WHAT YOU SHOULD DO: Set the listing down again in full, word for word, with the pictures left out.

----------------

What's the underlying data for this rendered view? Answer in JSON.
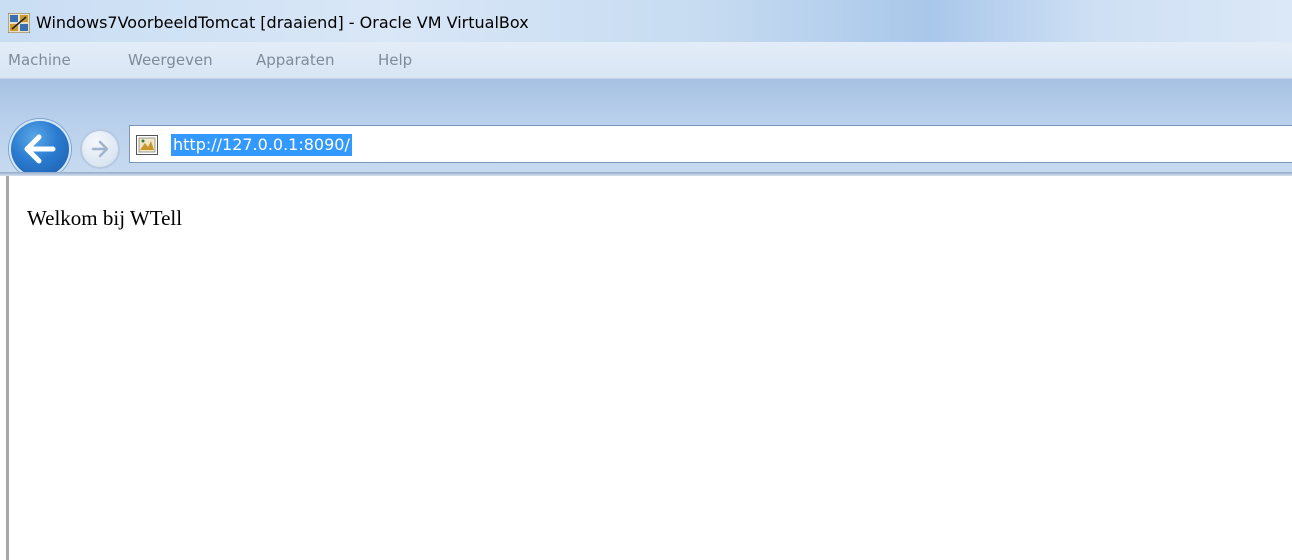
{
  "window": {
    "title": "Windows7VoorbeeldTomcat [draaiend] - Oracle VM VirtualBox",
    "icon": "virtualbox-icon"
  },
  "menubar": {
    "items": [
      {
        "label": "Machine"
      },
      {
        "label": "Weergeven"
      },
      {
        "label": "Apparaten"
      },
      {
        "label": "Help"
      }
    ]
  },
  "browser": {
    "back_icon": "back-arrow-icon",
    "forward_icon": "forward-arrow-icon",
    "page_icon": "page-favicon-icon",
    "url": "http://127.0.0.1:8090/"
  },
  "page": {
    "welcome_text": "Welkom bij WTell"
  },
  "colors": {
    "selection": "#3399ff",
    "back_button": "#2a7bd0",
    "menu_text": "#7f8b99"
  }
}
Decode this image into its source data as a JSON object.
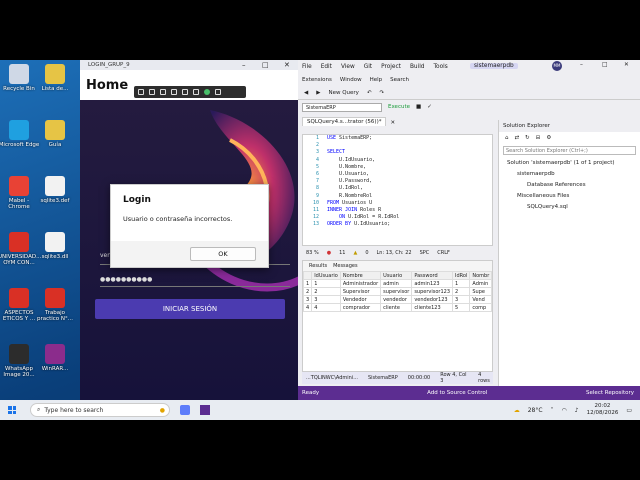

----------------

TASK SOLUTION:
What's the underlying data for this rendered view? Answer in JSON.
{
  "window": {
    "title": "Windows7VoorbeeldTomcat [draaiend] - Oracle VM VirtualBox",
    "icon": "virtualbox-icon"
  },
  "menubar": {
    "items": [
      {
        "label": "Machine"
      },
      {
        "label": "Weergeven"
      },
      {
        "label": "Apparaten"
      },
      {
        "label": "Help"
      }
    ]
  },
  "browser": {
    "back_icon": "back-arrow-icon",
    "forward_icon": "forward-arrow-icon",
    "page_icon": "page-favicon-icon",
    "url": "http://127.0.0.1:8090/"
  },
  "page": {
    "welcome_text": "Welkom bij WTell"
  },
  "colors": {
    "selection": "#3399ff",
    "back_button": "#2a7bd0",
    "menu_text": "#7f8b99"
  }
}
Decode this image into its source data as a JSON object.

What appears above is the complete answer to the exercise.